begin

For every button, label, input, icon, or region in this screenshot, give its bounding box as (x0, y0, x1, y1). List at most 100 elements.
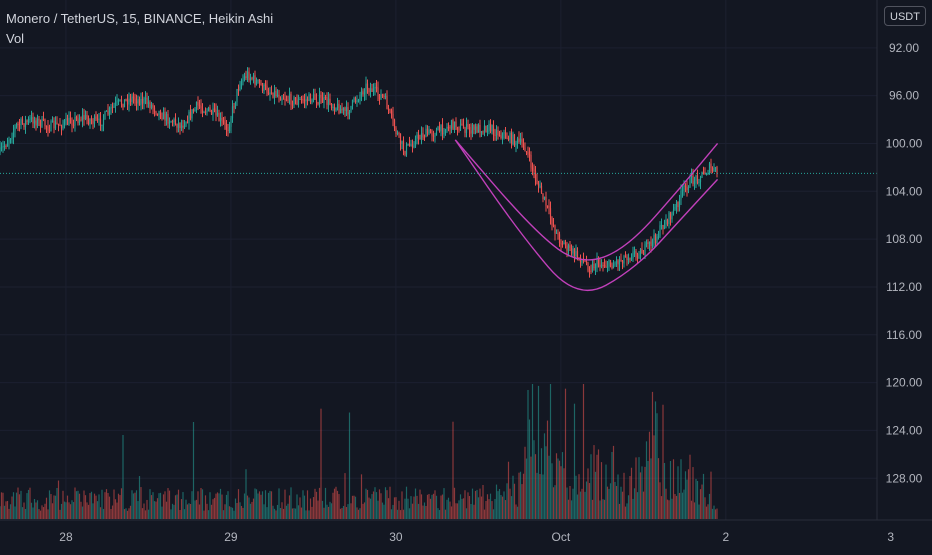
symbol-title: Monero / TetherUS, 15, BINANCE, Heikin A… (6, 11, 274, 26)
volume-bar-440 (659, 482, 661, 519)
candle-34 (50, 119, 52, 132)
volume-bar-446 (668, 500, 670, 519)
candle-308 (461, 118, 463, 126)
candle-143 (213, 103, 216, 113)
candle-144 (215, 103, 217, 122)
candle-185 (276, 89, 279, 98)
volume-bar-123 (183, 509, 186, 519)
volume-bar-354 (530, 456, 532, 519)
candle-347 (519, 132, 522, 145)
volume-bar-373 (558, 460, 561, 519)
candle-101 (150, 101, 153, 110)
volume-bar-94 (140, 487, 142, 519)
time-axis[interactable]: 28 29 30 Oct 2 3 (0, 519, 932, 550)
volume-bar-84 (125, 508, 127, 519)
volume-bar-269 (402, 509, 405, 519)
candle-242 (362, 88, 364, 97)
volume-bar-316 (473, 504, 475, 519)
candle-304 (455, 117, 457, 131)
volume-bar-336 (503, 491, 505, 519)
volume-bar-264 (395, 497, 397, 519)
volume-bar-206 (308, 510, 310, 519)
candle-208 (311, 98, 313, 105)
volume-bar-109 (162, 494, 165, 519)
candle-147 (219, 112, 222, 127)
volume-bar-45 (66, 495, 69, 519)
candle-21 (30, 110, 33, 123)
candle-294 (440, 124, 442, 137)
volume-bar-193 (288, 495, 291, 519)
volume-bar-98 (146, 499, 148, 519)
volume-bar-184 (275, 510, 277, 519)
volume-bar-233 (348, 412, 351, 519)
price-axis[interactable]: 92.00 96.00 100.00 104.00 108.00 112.00 116.00… (876, 0, 932, 550)
volume-bar-292 (437, 508, 439, 519)
candle-204 (305, 93, 307, 109)
volume-bar-42 (62, 490, 64, 519)
candle-247 (369, 82, 372, 98)
candle-234 (350, 105, 352, 113)
volume-bar-390 (584, 491, 586, 519)
candle-313 (468, 123, 471, 138)
volume-bar-406 (608, 488, 610, 519)
candle-312 (467, 119, 469, 130)
cup-curve-0[interactable] (454, 139, 719, 261)
volume-bar-202 (302, 490, 304, 519)
candle-228 (341, 102, 343, 114)
candle-448 (671, 211, 673, 223)
candle-230 (344, 106, 346, 117)
candle-380 (569, 241, 571, 252)
candle-193 (288, 87, 291, 105)
volume-bar-380 (569, 486, 571, 519)
price-tick-label: 108.00 (886, 232, 923, 246)
volume-bar-126 (188, 503, 190, 519)
drawings[interactable] (454, 139, 719, 292)
volume-bar-401 (600, 462, 603, 519)
candle-279 (417, 129, 420, 145)
candle-244 (365, 76, 367, 101)
candle-318 (476, 123, 478, 134)
candle-9 (12, 124, 15, 145)
volume-bar-147 (219, 488, 222, 519)
volume-bar-477 (714, 509, 717, 519)
candle-19 (27, 116, 30, 125)
volume-bar-387 (579, 491, 582, 519)
volume-bar-254 (380, 493, 382, 519)
candle-437 (654, 233, 657, 247)
candle-221 (330, 103, 333, 111)
volume-bar-358 (536, 472, 538, 519)
volume-bar-37 (54, 495, 57, 519)
candle-309 (462, 118, 465, 129)
volume-bar-252 (377, 500, 379, 519)
volume-bar-216 (323, 507, 325, 519)
volume-bar-347 (519, 471, 522, 519)
candle-68 (101, 124, 103, 132)
volume-bar-78 (116, 502, 118, 519)
volume-bar-372 (557, 458, 559, 519)
volume-bar-107 (159, 492, 162, 519)
volume-bar-121 (180, 499, 183, 519)
candle-115 (171, 119, 174, 127)
volume-bar-50 (74, 487, 76, 519)
candle-75 (111, 102, 114, 114)
candle-254 (380, 89, 382, 100)
volume-bar-475 (711, 508, 714, 519)
candle-422 (632, 246, 634, 263)
candle-434 (650, 236, 652, 253)
volume-bar-321 (480, 496, 483, 519)
time-tick-label: 30 (389, 530, 403, 544)
volume-bar-363 (543, 433, 546, 519)
volume-bar-369 (552, 487, 555, 519)
volume-bar-28 (41, 505, 43, 519)
cup-curve-1[interactable] (454, 139, 719, 292)
volume-bar-467 (699, 489, 702, 519)
volume-bar-277 (414, 488, 417, 519)
candle-451 (675, 200, 678, 214)
candle-219 (327, 92, 330, 113)
candle-202 (302, 95, 304, 104)
candle-196 (293, 95, 295, 108)
volume-bar-367 (549, 384, 552, 519)
currency-badge[interactable]: USDT (884, 6, 926, 26)
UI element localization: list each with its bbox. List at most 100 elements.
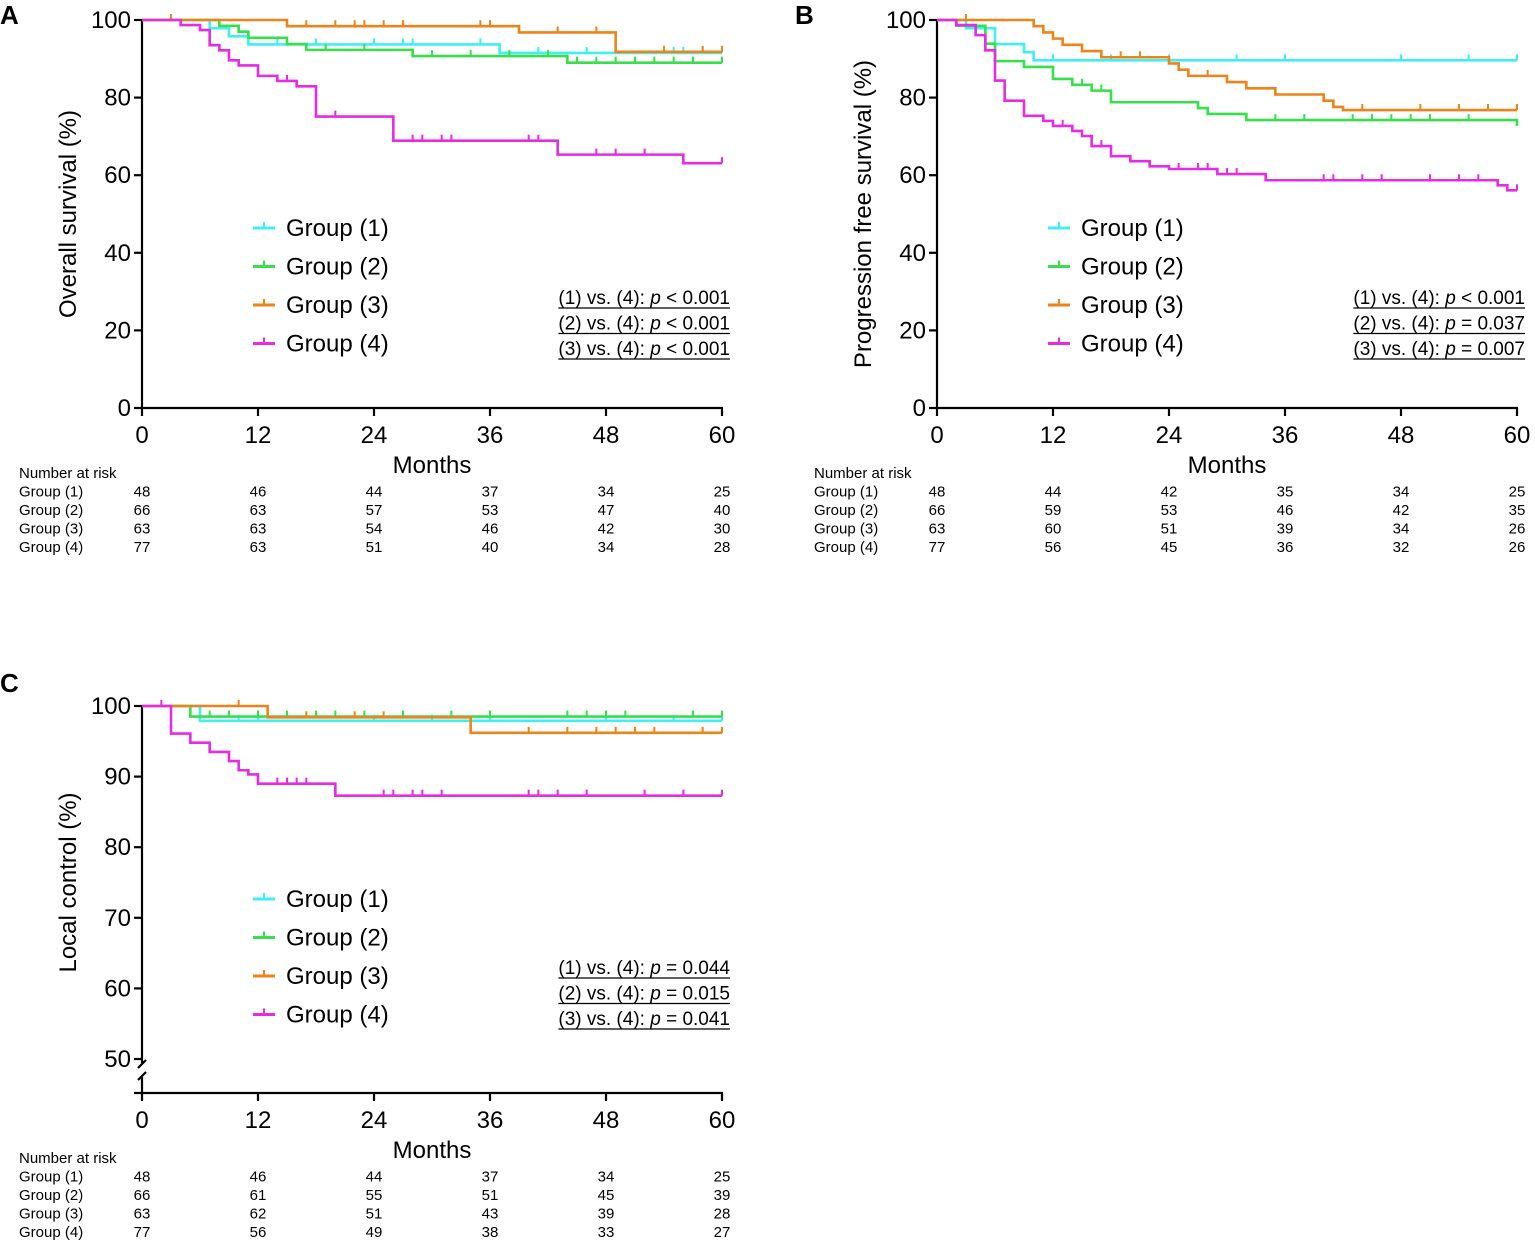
- risk-count: 66: [134, 502, 151, 519]
- x-tick-label: 12: [245, 422, 272, 449]
- risk-count: 46: [250, 1169, 267, 1186]
- km-curve-group-3: [142, 18, 722, 54]
- p-value-comparison: (2) vs. (4):: [558, 984, 650, 1005]
- risk-count: 42: [1161, 484, 1178, 501]
- p-value-symbol: p: [1444, 288, 1456, 309]
- risk-table-header: Number at risk: [19, 1150, 117, 1167]
- km-curve-group-2: [142, 18, 722, 64]
- risk-count: 25: [714, 484, 731, 501]
- p-value-text: (3) vs. (4): p = 0.041: [558, 1009, 730, 1030]
- y-tick-label: 20: [899, 317, 926, 344]
- risk-count: 46: [482, 521, 499, 538]
- x-axis-title: Months: [393, 1137, 472, 1164]
- panel-c: C 0 12 24 36 48 60 50 60 70 80 90 100 Months Local con…: [0, 668, 735, 1241]
- km-curve-group-1: [937, 18, 1517, 62]
- risk-count: 35: [1509, 502, 1526, 519]
- p-value-text: (1) vs. (4): p = 0.044: [558, 958, 730, 979]
- risk-count: 28: [714, 1206, 731, 1223]
- x-axis-title: Months: [393, 452, 472, 479]
- p-value-symbol: p: [649, 958, 661, 979]
- risk-row-label: Group (4): [814, 539, 878, 556]
- risk-count: 60: [1045, 521, 1062, 538]
- legend-label-group-3: Group (3): [1081, 292, 1184, 319]
- risk-count: 66: [929, 502, 946, 519]
- legend-label-group-3: Group (3): [286, 292, 389, 319]
- panel-letter: C: [0, 668, 19, 698]
- p-value-result: < 0.001: [661, 314, 730, 335]
- risk-count: 39: [1277, 521, 1294, 538]
- legend-label-group-2: Group (2): [286, 925, 389, 952]
- risk-count: 44: [366, 484, 383, 501]
- axis-break-mark: [137, 1059, 147, 1069]
- p-value-result: < 0.001: [661, 288, 730, 309]
- risk-count: 45: [1161, 539, 1178, 556]
- risk-row-label: Group (4): [19, 1224, 83, 1241]
- p-value-text: (3) vs. (4): p < 0.001: [558, 339, 730, 360]
- risk-count: 51: [1161, 521, 1178, 538]
- risk-count: 51: [366, 1206, 383, 1223]
- p-value-result: = 0.037: [1456, 314, 1525, 335]
- risk-row-label: Group (3): [814, 521, 878, 538]
- risk-count: 35: [1277, 484, 1294, 501]
- y-axis-title: Progression free survival (%): [850, 60, 877, 368]
- risk-count: 56: [1045, 539, 1062, 556]
- y-tick-label: 40: [899, 240, 926, 267]
- y-tick-label: 100: [91, 7, 131, 34]
- risk-count: 59: [1045, 502, 1062, 519]
- y-tick-label: 80: [104, 834, 131, 861]
- p-value-symbol: p: [649, 314, 661, 335]
- panel-b: B 0 12 24 36 48 60 0 20 40 60 80 100 Months Progressio…: [795, 0, 1530, 556]
- x-tick-label: 48: [1388, 422, 1415, 449]
- risk-count: 51: [366, 539, 383, 556]
- y-tick-label: 80: [104, 85, 131, 112]
- risk-row-label: Group (4): [19, 539, 83, 556]
- p-value-symbol: p: [649, 984, 661, 1005]
- risk-table-header: Number at risk: [814, 465, 912, 482]
- risk-table-header: Number at risk: [19, 465, 117, 482]
- risk-row-label: Group (2): [19, 1187, 83, 1204]
- legend-label-group-3: Group (3): [286, 963, 389, 990]
- km-curve-group-4: [142, 704, 722, 797]
- panel-letter: B: [795, 0, 814, 30]
- risk-count: 32: [1393, 539, 1410, 556]
- y-tick-label: 50: [104, 1046, 131, 1073]
- p-value-result: < 0.001: [1456, 288, 1525, 309]
- p-value-result: = 0.044: [661, 958, 731, 979]
- legend-label-group-1: Group (1): [286, 215, 389, 242]
- risk-count: 47: [598, 502, 615, 519]
- p-value-comparison: (2) vs. (4):: [558, 314, 650, 335]
- x-tick-label: 48: [593, 422, 620, 449]
- legend-label-group-4: Group (4): [1081, 331, 1184, 358]
- p-value-text: (2) vs. (4): p = 0.015: [558, 984, 730, 1005]
- x-tick-label: 0: [135, 1107, 148, 1134]
- p-value-comparison: (1) vs. (4):: [1353, 288, 1445, 309]
- x-tick-label: 0: [930, 422, 943, 449]
- legend-label-group-2: Group (2): [286, 254, 389, 281]
- p-value-text: (1) vs. (4): p < 0.001: [558, 288, 730, 309]
- risk-count: 40: [714, 502, 731, 519]
- y-tick-label: 100: [91, 693, 131, 720]
- risk-count: 34: [598, 539, 615, 556]
- km-curve-group-1: [142, 18, 722, 55]
- x-axis-title: Months: [1188, 452, 1267, 479]
- p-value-comparison: (2) vs. (4):: [1353, 314, 1445, 335]
- risk-count: 36: [1277, 539, 1294, 556]
- risk-count: 63: [929, 521, 946, 538]
- p-value-comparison: (3) vs. (4):: [558, 1009, 650, 1030]
- x-tick-label: 60: [709, 1107, 736, 1134]
- km-curve-group-4: [937, 18, 1517, 192]
- p-value-symbol: p: [649, 1009, 661, 1030]
- p-value-symbol: p: [649, 339, 661, 360]
- p-value-comparison: (3) vs. (4):: [1353, 339, 1445, 360]
- y-tick-label: 80: [899, 85, 926, 112]
- risk-row-label: Group (1): [19, 1169, 83, 1186]
- risk-count: 63: [134, 1206, 151, 1223]
- risk-row-label: Group (3): [19, 521, 83, 538]
- risk-count: 43: [482, 1206, 499, 1223]
- p-value-symbol: p: [1444, 339, 1456, 360]
- risk-count: 45: [598, 1187, 615, 1204]
- p-value-symbol: p: [649, 288, 661, 309]
- p-value-result: = 0.007: [1456, 339, 1525, 360]
- p-value-result: < 0.001: [661, 339, 730, 360]
- risk-count: 48: [134, 1169, 151, 1186]
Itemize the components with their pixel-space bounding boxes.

end

(EXERCISE AIM): Convert the rows into a JSON list of strings, one string per line, starting at the line that contains "symbol-title: Monero /" and ending with the line that contains "candle-294 (440, 124, 442, 137)", both included, and leave out any blank lines.

(SOLUTION TO THIS TASK):
[
  "symbol-title: Monero / TetherUS, 15, BINANCE, Heikin A… (6, 11, 274, 26)",
  "volume-bar-440 (659, 482, 661, 519)",
  "candle-34 (50, 119, 52, 132)",
  "volume-bar-446 (668, 500, 670, 519)",
  "candle-308 (461, 118, 463, 126)",
  "candle-143 (213, 103, 216, 113)",
  "candle-144 (215, 103, 217, 122)",
  "candle-185 (276, 89, 279, 98)",
  "volume-bar-123 (183, 509, 186, 519)",
  "volume-bar-354 (530, 456, 532, 519)",
  "candle-347 (519, 132, 522, 145)",
  "volume-bar-373 (558, 460, 561, 519)",
  "candle-101 (150, 101, 153, 110)",
  "volume-bar-94 (140, 487, 142, 519)",
  "time-axis[interactable]: 28 29 30 Oct 2 3 (0, 519, 932, 550)",
  "volume-bar-84 (125, 508, 127, 519)",
  "volume-bar-269 (402, 509, 405, 519)",
  "candle-242 (362, 88, 364, 97)",
  "volume-bar-316 (473, 504, 475, 519)",
  "candle-304 (455, 117, 457, 131)",
  "volume-bar-336 (503, 491, 505, 519)",
  "volume-bar-264 (395, 497, 397, 519)",
  "volume-bar-206 (308, 510, 310, 519)",
  "candle-208 (311, 98, 313, 105)",
  "volume-bar-109 (162, 494, 165, 519)",
  "candle-147 (219, 112, 222, 127)",
  "volume-bar-45 (66, 495, 69, 519)",
  "candle-21 (30, 110, 33, 123)",
  "candle-294 (440, 124, 442, 137)"
]